Data entries:
## Start

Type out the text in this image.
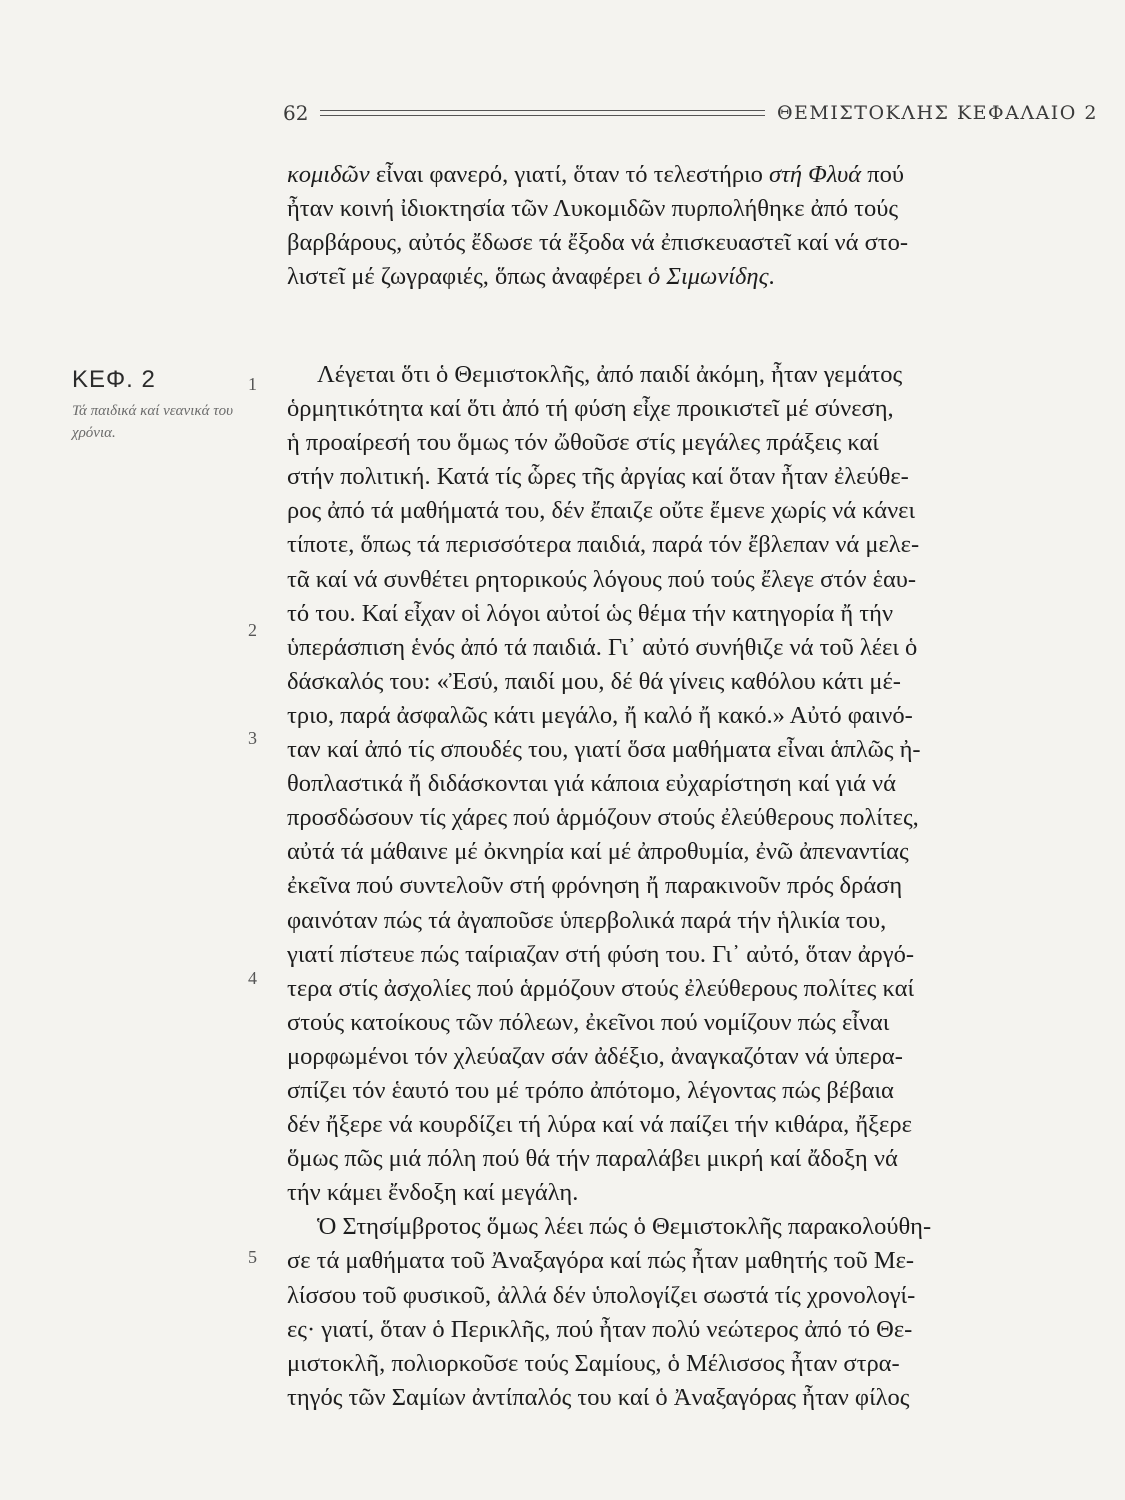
62	ΘΕΜΙΣΤΟΚΛΗΣ ΚΕΦΑΛΑΙΟ 2
κομιδῶν εἶναι φανερό, γιατί, ὅταν τό τελεστήριο στή Φλυά πού
ἦταν κοινή ἰδιοκτησία τῶν Λυκομιδῶν πυρπολήθηκε ἀπό τούς
βαρβάρους, αὐτός ἔδωσε τά ἔξοδα νά ἐπισκευαστεῖ καί νά στο-
λιστεῖ μέ ζωγραφιές, ὅπως ἀναφέρει ὁ Σιμωνίδης.
ΚΕΦ. 2
Τά παιδικά καί νεανικά του χρόνια.
1
2
3
4
5
Λέγεται ὅτι ὁ Θεμιστοκλῆς, ἀπό παιδί ἀκόμη, ἦταν γεμάτος
ὁρμητικότητα καί ὅτι ἀπό τή φύση εἶχε προικιστεῖ μέ σύνεση,
ἡ προαίρεσή του ὅμως τόν ὤθοῦσε στίς μεγάλες πράξεις καί
στήν πολιτική. Κατά τίς ὧρες τῆς ἀργίας καί ὅταν ἦταν ἐλεύθε-
ρος ἀπό τά μαθήματά του, δέν ἔπαιζε οὔτε ἔμενε χωρίς νά κάνει
τίποτε, ὅπως τά περισσότερα παιδιά, παρά τόν ἔβλεπαν νά μελε-
τᾶ καί νά συνθέτει ρητορικούς λόγους πού τούς ἔλεγε στόν ἑαυ-
τό του. Καί εἶχαν οἱ λόγοι αὐτοί ὡς θέμα τήν κατηγορία ἤ τήν
ὑπεράσπιση ἑνός ἀπό τά παιδιά. Γι᾽ αὐτό συνήθιζε νά τοῦ λέει ὁ
δάσκαλός του: «Ἐσύ, παιδί μου, δέ θά γίνεις καθόλου κάτι μέ-
τριο, παρά ἀσφαλῶς κάτι μεγάλο, ἤ καλό ἤ κακό.» Αὐτό φαινό-
ταν καί ἀπό τίς σπουδές του, γιατί ὅσα μαθήματα εἶναι ἁπλῶς ἠ-
θοπλαστικά ἤ διδάσκονται γιά κάποια εὐχαρίστηση καί γιά νά
προσδώσουν τίς χάρες πού ἁρμόζουν στούς ἐλεύθερους πολίτες,
αὐτά τά μάθαινε μέ ὀκνηρία καί μέ ἀπροθυμία, ἐνῶ ἀπεναντίας
ἐκεῖνα πού συντελοῦν στή φρόνηση ἤ παρακινοῦν πρός δράση
φαινόταν πώς τά ἀγαποῦσε ὑπερβολικά παρά τήν ἡλικία του,
γιατί πίστευε πώς ταίριαζαν στή φύση του. Γι᾽ αὐτό, ὅταν ἀργό-
τερα στίς ἀσχολίες πού ἁρμόζουν στούς ἐλεύθερους πολίτες καί
στούς κατοίκους τῶν πόλεων, ἐκεῖνοι πού νομίζουν πώς εἶναι
μορφωμένοι τόν χλεύαζαν σάν ἀδέξιο, ἀναγκαζόταν νά ὑπερα-
σπίζει τόν ἑαυτό του μέ τρόπο ἀπότομο, λέγοντας πώς βέβαια
δέν ἤξερε νά κουρδίζει τή λύρα καί νά παίζει τήν κιθάρα, ἤξερε
ὅμως πῶς μιά πόλη πού θά τήν παραλάβει μικρή καί ἄδοξη νά
τήν κάμει ἔνδοξη καί μεγάλη.
Ὁ Στησίμβροτος ὅμως λέει πώς ὁ Θεμιστοκλῆς παρακολούθη-
σε τά μαθήματα τοῦ Ἀναξαγόρα καί πώς ἦταν μαθητής τοῦ Με-
λίσσου τοῦ φυσικοῦ, ἀλλά δέν ὑπολογίζει σωστά τίς χρονολογί-
ες· γιατί, ὅταν ὁ Περικλῆς, πού ἦταν πολύ νεώτερος ἀπό τό Θε-
μιστοκλῆ, πολιορκοῦσε τούς Σαμίους, ὁ Μέλισσος ἦταν στρα-
τηγός τῶν Σαμίων ἀντίπαλός του καί ὁ Ἀναξαγόρας ἦταν φίλος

## End

- **TASK GOAL**:
Reproduce every line precisely as given, omitting all pictures.

- **ANSWER BELOW**:
Type out the text in this image.
62	ΘΕΜΙΣΤΟΚΛΗΣ ΚΕΦΑΛΑΙΟ 2
κομιδῶν εἶναι φανερό, γιατί, ὅταν τό τελεστήριο στή Φλυά πού
ἦταν κοινή ἰδιοκτησία τῶν Λυκομιδῶν πυρπολήθηκε ἀπό τούς
βαρβάρους, αὐτός ἔδωσε τά ἔξοδα νά ἐπισκευαστεῖ καί νά στο-
λιστεῖ μέ ζωγραφιές, ὅπως ἀναφέρει ὁ Σιμωνίδης.
ΚΕΦ. 2
Τά παιδικά καί νεανικά του χρόνια.
1
2
3
4
5
Λέγεται ὅτι ὁ Θεμιστοκλῆς, ἀπό παιδί ἀκόμη, ἦταν γεμάτος
ὁρμητικότητα καί ὅτι ἀπό τή φύση εἶχε προικιστεῖ μέ σύνεση,
ἡ προαίρεσή του ὅμως τόν ὤθοῦσε στίς μεγάλες πράξεις καί
στήν πολιτική. Κατά τίς ὧρες τῆς ἀργίας καί ὅταν ἦταν ἐλεύθε-
ρος ἀπό τά μαθήματά του, δέν ἔπαιζε οὔτε ἔμενε χωρίς νά κάνει
τίποτε, ὅπως τά περισσότερα παιδιά, παρά τόν ἔβλεπαν νά μελε-
τᾶ καί νά συνθέτει ρητορικούς λόγους πού τούς ἔλεγε στόν ἑαυ-
τό του. Καί εἶχαν οἱ λόγοι αὐτοί ὡς θέμα τήν κατηγορία ἤ τήν
ὑπεράσπιση ἑνός ἀπό τά παιδιά. Γι᾽ αὐτό συνήθιζε νά τοῦ λέει ὁ
δάσκαλός του: «Ἐσύ, παιδί μου, δέ θά γίνεις καθόλου κάτι μέ-
τριο, παρά ἀσφαλῶς κάτι μεγάλο, ἤ καλό ἤ κακό.» Αὐτό φαινό-
ταν καί ἀπό τίς σπουδές του, γιατί ὅσα μαθήματα εἶναι ἁπλῶς ἠ-
θοπλαστικά ἤ διδάσκονται γιά κάποια εὐχαρίστηση καί γιά νά
προσδώσουν τίς χάρες πού ἁρμόζουν στούς ἐλεύθερους πολίτες,
αὐτά τά μάθαινε μέ ὀκνηρία καί μέ ἀπροθυμία, ἐνῶ ἀπεναντίας
ἐκεῖνα πού συντελοῦν στή φρόνηση ἤ παρακινοῦν πρός δράση
φαινόταν πώς τά ἀγαποῦσε ὑπερβολικά παρά τήν ἡλικία του,
γιατί πίστευε πώς ταίριαζαν στή φύση του. Γι᾽ αὐτό, ὅταν ἀργό-
τερα στίς ἀσχολίες πού ἁρμόζουν στούς ἐλεύθερους πολίτες καί
στούς κατοίκους τῶν πόλεων, ἐκεῖνοι πού νομίζουν πώς εἶναι
μορφωμένοι τόν χλεύαζαν σάν ἀδέξιο, ἀναγκαζόταν νά ὑπερα-
σπίζει τόν ἑαυτό του μέ τρόπο ἀπότομο, λέγοντας πώς βέβαια
δέν ἤξερε νά κουρδίζει τή λύρα καί νά παίζει τήν κιθάρα, ἤξερε
ὅμως πῶς μιά πόλη πού θά τήν παραλάβει μικρή καί ἄδοξη νά
τήν κάμει ἔνδοξη καί μεγάλη.
Ὁ Στησίμβροτος ὅμως λέει πώς ὁ Θεμιστοκλῆς παρακολούθη-
σε τά μαθήματα τοῦ Ἀναξαγόρα καί πώς ἦταν μαθητής τοῦ Με-
λίσσου τοῦ φυσικοῦ, ἀλλά δέν ὑπολογίζει σωστά τίς χρονολογί-
ες· γιατί, ὅταν ὁ Περικλῆς, πού ἦταν πολύ νεώτερος ἀπό τό Θε-
μιστοκλῆ, πολιορκοῦσε τούς Σαμίους, ὁ Μέλισσος ἦταν στρα-
τηγός τῶν Σαμίων ἀντίπαλός του καί ὁ Ἀναξαγόρας ἦταν φίλος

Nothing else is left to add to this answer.